Below are records to repeat exactly. Omit the pictures from the copy.

────────────────────────────────────────

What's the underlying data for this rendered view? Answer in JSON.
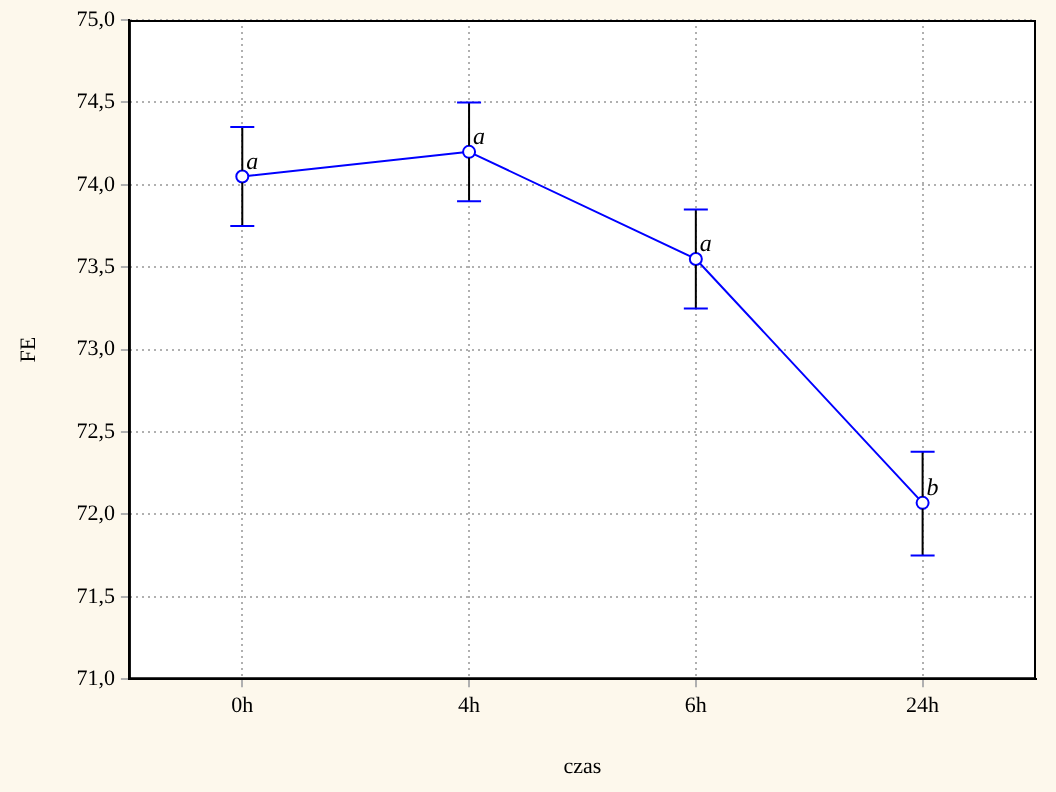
{
  "chart_data": {
    "type": "line",
    "xlabel": "czas",
    "ylabel": "FE",
    "categories": [
      "0h",
      "4h",
      "6h",
      "24h"
    ],
    "series": [
      {
        "color": "#0000ff",
        "values": [
          74.05,
          74.2,
          73.55,
          72.07
        ],
        "errors": [
          [
            73.75,
            74.35
          ],
          [
            73.9,
            74.5
          ],
          [
            73.25,
            73.85
          ],
          [
            71.75,
            72.38
          ]
        ]
      }
    ],
    "ylim": [
      71,
      75
    ],
    "yticks": [
      {
        "value": 71,
        "label": "71,0"
      },
      {
        "value": 71.5,
        "label": "71,5"
      },
      {
        "value": 72,
        "label": "72,0"
      },
      {
        "value": 72.5,
        "label": "72,5"
      },
      {
        "value": 73,
        "label": "73,0"
      },
      {
        "value": 73.5,
        "label": "73,5"
      },
      {
        "value": 74,
        "label": "74,0"
      },
      {
        "value": 74.5,
        "label": "74,5"
      },
      {
        "value": 75,
        "label": "75,0"
      }
    ],
    "annotations": [
      {
        "text": "a",
        "x": "0h",
        "y": 74.05
      },
      {
        "text": "a",
        "x": "4h",
        "y": 74.2
      },
      {
        "text": "a",
        "x": "6h",
        "y": 73.55
      },
      {
        "text": "b",
        "x": "24h",
        "y": 72.07
      }
    ],
    "grid": true,
    "legend": false,
    "marker": "circle",
    "line_style": "solid"
  }
}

────────────────────────────────────────

Answer to this problem:
What's the underlying data for this rendered view? Answer in JSON.
{
  "chart_data": {
    "type": "line",
    "xlabel": "czas",
    "ylabel": "FE",
    "categories": [
      "0h",
      "4h",
      "6h",
      "24h"
    ],
    "series": [
      {
        "color": "#0000ff",
        "values": [
          74.05,
          74.2,
          73.55,
          72.07
        ],
        "errors": [
          [
            73.75,
            74.35
          ],
          [
            73.9,
            74.5
          ],
          [
            73.25,
            73.85
          ],
          [
            71.75,
            72.38
          ]
        ]
      }
    ],
    "ylim": [
      71,
      75
    ],
    "yticks": [
      {
        "value": 71,
        "label": "71,0"
      },
      {
        "value": 71.5,
        "label": "71,5"
      },
      {
        "value": 72,
        "label": "72,0"
      },
      {
        "value": 72.5,
        "label": "72,5"
      },
      {
        "value": 73,
        "label": "73,0"
      },
      {
        "value": 73.5,
        "label": "73,5"
      },
      {
        "value": 74,
        "label": "74,0"
      },
      {
        "value": 74.5,
        "label": "74,5"
      },
      {
        "value": 75,
        "label": "75,0"
      }
    ],
    "annotations": [
      {
        "text": "a",
        "x": "0h",
        "y": 74.05
      },
      {
        "text": "a",
        "x": "4h",
        "y": 74.2
      },
      {
        "text": "a",
        "x": "6h",
        "y": 73.55
      },
      {
        "text": "b",
        "x": "24h",
        "y": 72.07
      }
    ],
    "grid": true,
    "legend": false,
    "marker": "circle",
    "line_style": "solid"
  }
}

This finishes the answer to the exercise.